** Set task **
Everything in the listing should be restated word for word.

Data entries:
_____

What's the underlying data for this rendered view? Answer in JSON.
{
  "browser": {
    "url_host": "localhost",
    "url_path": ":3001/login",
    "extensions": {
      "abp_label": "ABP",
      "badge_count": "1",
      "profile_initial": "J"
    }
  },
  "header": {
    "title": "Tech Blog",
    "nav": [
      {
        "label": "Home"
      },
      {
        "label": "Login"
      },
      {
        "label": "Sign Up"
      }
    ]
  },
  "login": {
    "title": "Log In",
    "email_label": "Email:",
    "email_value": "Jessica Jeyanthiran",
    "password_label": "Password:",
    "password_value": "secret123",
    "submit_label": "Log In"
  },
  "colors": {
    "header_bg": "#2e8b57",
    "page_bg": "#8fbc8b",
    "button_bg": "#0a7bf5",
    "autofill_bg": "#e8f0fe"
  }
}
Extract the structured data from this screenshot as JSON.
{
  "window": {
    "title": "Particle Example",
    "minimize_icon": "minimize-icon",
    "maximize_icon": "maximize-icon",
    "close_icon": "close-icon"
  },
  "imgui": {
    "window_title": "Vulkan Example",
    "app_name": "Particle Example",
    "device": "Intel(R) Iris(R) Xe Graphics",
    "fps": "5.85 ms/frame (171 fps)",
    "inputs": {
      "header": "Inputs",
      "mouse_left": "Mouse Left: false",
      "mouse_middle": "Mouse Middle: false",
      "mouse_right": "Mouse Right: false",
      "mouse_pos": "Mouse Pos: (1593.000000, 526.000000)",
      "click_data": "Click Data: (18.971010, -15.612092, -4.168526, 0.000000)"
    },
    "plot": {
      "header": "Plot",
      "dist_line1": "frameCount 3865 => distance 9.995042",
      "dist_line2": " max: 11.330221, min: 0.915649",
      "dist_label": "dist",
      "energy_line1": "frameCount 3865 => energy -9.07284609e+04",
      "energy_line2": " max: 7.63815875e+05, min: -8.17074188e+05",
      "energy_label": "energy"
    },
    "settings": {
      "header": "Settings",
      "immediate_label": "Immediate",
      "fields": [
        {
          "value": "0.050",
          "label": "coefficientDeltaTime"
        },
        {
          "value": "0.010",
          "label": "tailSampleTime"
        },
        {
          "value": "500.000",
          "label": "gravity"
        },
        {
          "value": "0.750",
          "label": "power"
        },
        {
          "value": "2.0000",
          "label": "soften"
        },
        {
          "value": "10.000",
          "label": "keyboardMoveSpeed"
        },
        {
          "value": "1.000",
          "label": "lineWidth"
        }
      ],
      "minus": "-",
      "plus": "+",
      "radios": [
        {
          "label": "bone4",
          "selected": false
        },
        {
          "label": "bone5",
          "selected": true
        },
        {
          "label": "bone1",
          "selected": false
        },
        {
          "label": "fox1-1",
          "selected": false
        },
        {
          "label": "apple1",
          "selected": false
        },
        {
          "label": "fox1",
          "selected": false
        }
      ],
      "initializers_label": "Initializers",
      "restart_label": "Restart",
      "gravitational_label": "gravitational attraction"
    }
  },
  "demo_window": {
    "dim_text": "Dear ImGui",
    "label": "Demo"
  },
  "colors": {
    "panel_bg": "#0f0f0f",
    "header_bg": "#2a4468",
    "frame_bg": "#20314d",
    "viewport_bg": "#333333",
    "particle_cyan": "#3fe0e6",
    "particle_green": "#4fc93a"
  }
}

_____

** Final answer **
What's the underlying data for this rendered view? Answer in JSON.
{
  "browser": {
    "url_host": "localhost",
    "url_path": ":3001/login",
    "extensions": {
      "abp_label": "ABP",
      "badge_count": "1",
      "profile_initial": "J"
    }
  },
  "header": {
    "title": "Tech Blog",
    "nav": [
      {
        "label": "Home"
      },
      {
        "label": "Login"
      },
      {
        "label": "Sign Up"
      }
    ]
  },
  "login": {
    "title": "Log In",
    "email_label": "Email:",
    "email_value": "Jessica Jeyanthiran",
    "password_label": "Password:",
    "password_value": "secret123",
    "submit_label": "Log In"
  },
  "colors": {
    "header_bg": "#2e8b57",
    "page_bg": "#8fbc8b",
    "button_bg": "#0a7bf5",
    "autofill_bg": "#e8f0fe"
  }
}
Extract the structured data from this screenshot as JSON.
{
  "window": {
    "title": "Particle Example",
    "minimize_icon": "minimize-icon",
    "maximize_icon": "maximize-icon",
    "close_icon": "close-icon"
  },
  "imgui": {
    "window_title": "Vulkan Example",
    "app_name": "Particle Example",
    "device": "Intel(R) Iris(R) Xe Graphics",
    "fps": "5.85 ms/frame (171 fps)",
    "inputs": {
      "header": "Inputs",
      "mouse_left": "Mouse Left: false",
      "mouse_middle": "Mouse Middle: false",
      "mouse_right": "Mouse Right: false",
      "mouse_pos": "Mouse Pos: (1593.000000, 526.000000)",
      "click_data": "Click Data: (18.971010, -15.612092, -4.168526, 0.000000)"
    },
    "plot": {
      "header": "Plot",
      "dist_line1": "frameCount 3865 => distance 9.995042",
      "dist_line2": " max: 11.330221, min: 0.915649",
      "dist_label": "dist",
      "energy_line1": "frameCount 3865 => energy -9.07284609e+04",
      "energy_line2": " max: 7.63815875e+05, min: -8.17074188e+05",
      "energy_label": "energy"
    },
    "settings": {
      "header": "Settings",
      "immediate_label": "Immediate",
      "fields": [
        {
          "value": "0.050",
          "label": "coefficientDeltaTime"
        },
        {
          "value": "0.010",
          "label": "tailSampleTime"
        },
        {
          "value": "500.000",
          "label": "gravity"
        },
        {
          "value": "0.750",
          "label": "power"
        },
        {
          "value": "2.0000",
          "label": "soften"
        },
        {
          "value": "10.000",
          "label": "keyboardMoveSpeed"
        },
        {
          "value": "1.000",
          "label": "lineWidth"
        }
      ],
      "minus": "-",
      "plus": "+",
      "radios": [
        {
          "label": "bone4",
          "selected": false
        },
        {
          "label": "bone5",
          "selected": true
        },
        {
          "label": "bone1",
          "selected": false
        },
        {
          "label": "fox1-1",
          "selected": false
        },
        {
          "label": "apple1",
          "selected": false
        },
        {
          "label": "fox1",
          "selected": false
        }
      ],
      "initializers_label": "Initializers",
      "restart_label": "Restart",
      "gravitational_label": "gravitational attraction"
    }
  },
  "demo_window": {
    "dim_text": "Dear ImGui",
    "label": "Demo"
  },
  "colors": {
    "panel_bg": "#0f0f0f",
    "header_bg": "#2a4468",
    "frame_bg": "#20314d",
    "viewport_bg": "#333333",
    "particle_cyan": "#3fe0e6",
    "particle_green": "#4fc93a"
  }
}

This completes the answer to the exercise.